# Supplied material:
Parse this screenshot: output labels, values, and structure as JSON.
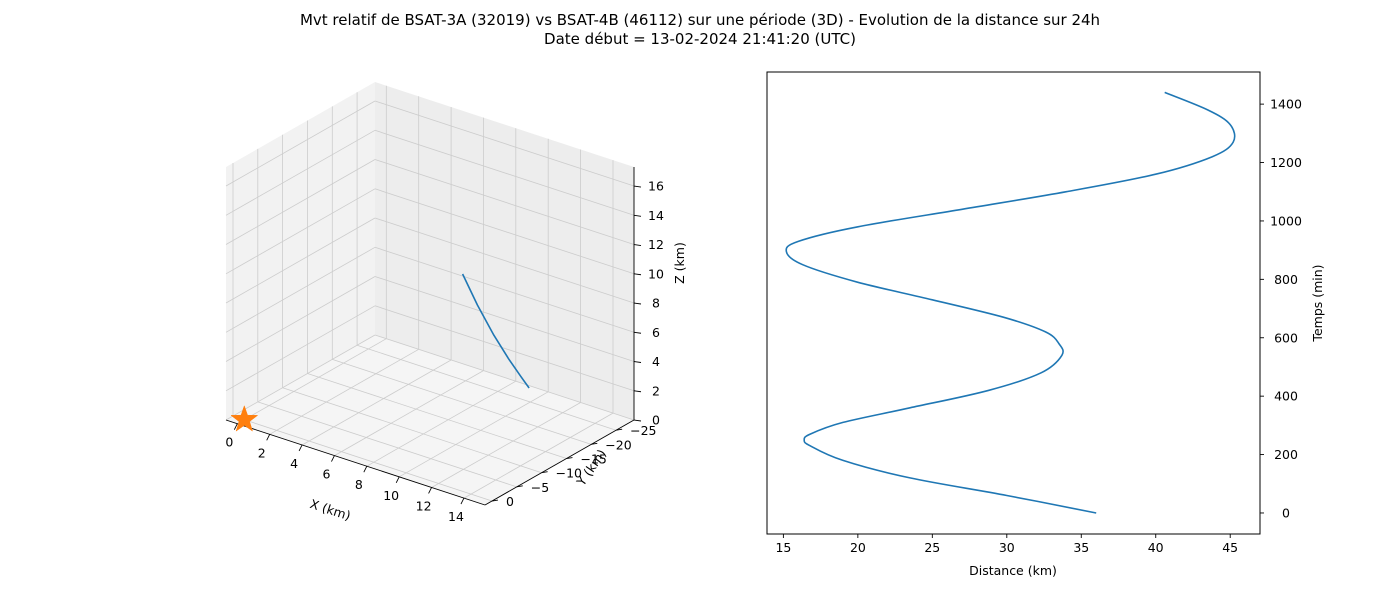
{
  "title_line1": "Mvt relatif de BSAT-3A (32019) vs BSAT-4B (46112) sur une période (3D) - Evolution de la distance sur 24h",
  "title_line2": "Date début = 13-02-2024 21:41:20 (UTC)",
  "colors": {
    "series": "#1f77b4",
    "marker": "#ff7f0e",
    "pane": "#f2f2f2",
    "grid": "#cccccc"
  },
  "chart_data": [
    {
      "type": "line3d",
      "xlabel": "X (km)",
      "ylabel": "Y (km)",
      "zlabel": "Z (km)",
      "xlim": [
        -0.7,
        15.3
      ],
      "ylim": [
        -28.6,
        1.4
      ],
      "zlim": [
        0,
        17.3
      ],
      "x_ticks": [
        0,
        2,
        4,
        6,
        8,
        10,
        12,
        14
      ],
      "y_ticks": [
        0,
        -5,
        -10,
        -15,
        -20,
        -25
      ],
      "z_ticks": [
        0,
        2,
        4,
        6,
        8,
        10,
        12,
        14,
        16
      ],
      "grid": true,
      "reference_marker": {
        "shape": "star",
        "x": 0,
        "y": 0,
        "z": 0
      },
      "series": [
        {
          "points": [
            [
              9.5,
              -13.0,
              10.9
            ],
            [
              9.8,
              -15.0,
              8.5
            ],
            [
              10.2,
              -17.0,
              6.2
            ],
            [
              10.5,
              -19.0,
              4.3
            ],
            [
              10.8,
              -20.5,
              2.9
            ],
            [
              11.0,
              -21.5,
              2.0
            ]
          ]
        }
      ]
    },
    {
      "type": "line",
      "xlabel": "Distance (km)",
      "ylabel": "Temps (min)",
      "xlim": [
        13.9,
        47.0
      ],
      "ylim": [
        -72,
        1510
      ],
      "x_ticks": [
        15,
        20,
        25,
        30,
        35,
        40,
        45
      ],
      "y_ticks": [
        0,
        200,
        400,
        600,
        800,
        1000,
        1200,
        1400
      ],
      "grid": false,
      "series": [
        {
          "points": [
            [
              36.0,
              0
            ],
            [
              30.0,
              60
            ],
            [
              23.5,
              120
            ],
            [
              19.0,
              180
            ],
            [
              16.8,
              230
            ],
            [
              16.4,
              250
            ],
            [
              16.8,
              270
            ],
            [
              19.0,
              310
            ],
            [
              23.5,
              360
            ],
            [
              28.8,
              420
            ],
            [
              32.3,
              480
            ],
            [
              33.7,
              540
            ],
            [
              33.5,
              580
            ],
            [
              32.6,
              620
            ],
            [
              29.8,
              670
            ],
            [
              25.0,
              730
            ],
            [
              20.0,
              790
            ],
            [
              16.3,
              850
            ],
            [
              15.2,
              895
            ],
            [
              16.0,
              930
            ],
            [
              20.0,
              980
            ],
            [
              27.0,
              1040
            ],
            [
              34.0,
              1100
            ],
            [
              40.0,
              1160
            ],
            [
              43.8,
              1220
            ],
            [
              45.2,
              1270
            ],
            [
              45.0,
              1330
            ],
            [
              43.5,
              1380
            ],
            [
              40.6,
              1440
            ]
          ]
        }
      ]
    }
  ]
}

# Exercise description:
Above are the records; reproduce them exactly and leave out the pictures.

# Full answer:
Parse this screenshot: output labels, values, and structure as JSON.
{
  "title_line1": "Mvt relatif de BSAT-3A (32019) vs BSAT-4B (46112) sur une période (3D) - Evolution de la distance sur 24h",
  "title_line2": "Date début = 13-02-2024 21:41:20 (UTC)",
  "colors": {
    "series": "#1f77b4",
    "marker": "#ff7f0e",
    "pane": "#f2f2f2",
    "grid": "#cccccc"
  },
  "chart_data": [
    {
      "type": "line3d",
      "xlabel": "X (km)",
      "ylabel": "Y (km)",
      "zlabel": "Z (km)",
      "xlim": [
        -0.7,
        15.3
      ],
      "ylim": [
        -28.6,
        1.4
      ],
      "zlim": [
        0,
        17.3
      ],
      "x_ticks": [
        0,
        2,
        4,
        6,
        8,
        10,
        12,
        14
      ],
      "y_ticks": [
        0,
        -5,
        -10,
        -15,
        -20,
        -25
      ],
      "z_ticks": [
        0,
        2,
        4,
        6,
        8,
        10,
        12,
        14,
        16
      ],
      "grid": true,
      "reference_marker": {
        "shape": "star",
        "x": 0,
        "y": 0,
        "z": 0
      },
      "series": [
        {
          "points": [
            [
              9.5,
              -13.0,
              10.9
            ],
            [
              9.8,
              -15.0,
              8.5
            ],
            [
              10.2,
              -17.0,
              6.2
            ],
            [
              10.5,
              -19.0,
              4.3
            ],
            [
              10.8,
              -20.5,
              2.9
            ],
            [
              11.0,
              -21.5,
              2.0
            ]
          ]
        }
      ]
    },
    {
      "type": "line",
      "xlabel": "Distance (km)",
      "ylabel": "Temps (min)",
      "xlim": [
        13.9,
        47.0
      ],
      "ylim": [
        -72,
        1510
      ],
      "x_ticks": [
        15,
        20,
        25,
        30,
        35,
        40,
        45
      ],
      "y_ticks": [
        0,
        200,
        400,
        600,
        800,
        1000,
        1200,
        1400
      ],
      "grid": false,
      "series": [
        {
          "points": [
            [
              36.0,
              0
            ],
            [
              30.0,
              60
            ],
            [
              23.5,
              120
            ],
            [
              19.0,
              180
            ],
            [
              16.8,
              230
            ],
            [
              16.4,
              250
            ],
            [
              16.8,
              270
            ],
            [
              19.0,
              310
            ],
            [
              23.5,
              360
            ],
            [
              28.8,
              420
            ],
            [
              32.3,
              480
            ],
            [
              33.7,
              540
            ],
            [
              33.5,
              580
            ],
            [
              32.6,
              620
            ],
            [
              29.8,
              670
            ],
            [
              25.0,
              730
            ],
            [
              20.0,
              790
            ],
            [
              16.3,
              850
            ],
            [
              15.2,
              895
            ],
            [
              16.0,
              930
            ],
            [
              20.0,
              980
            ],
            [
              27.0,
              1040
            ],
            [
              34.0,
              1100
            ],
            [
              40.0,
              1160
            ],
            [
              43.8,
              1220
            ],
            [
              45.2,
              1270
            ],
            [
              45.0,
              1330
            ],
            [
              43.5,
              1380
            ],
            [
              40.6,
              1440
            ]
          ]
        }
      ]
    }
  ]
}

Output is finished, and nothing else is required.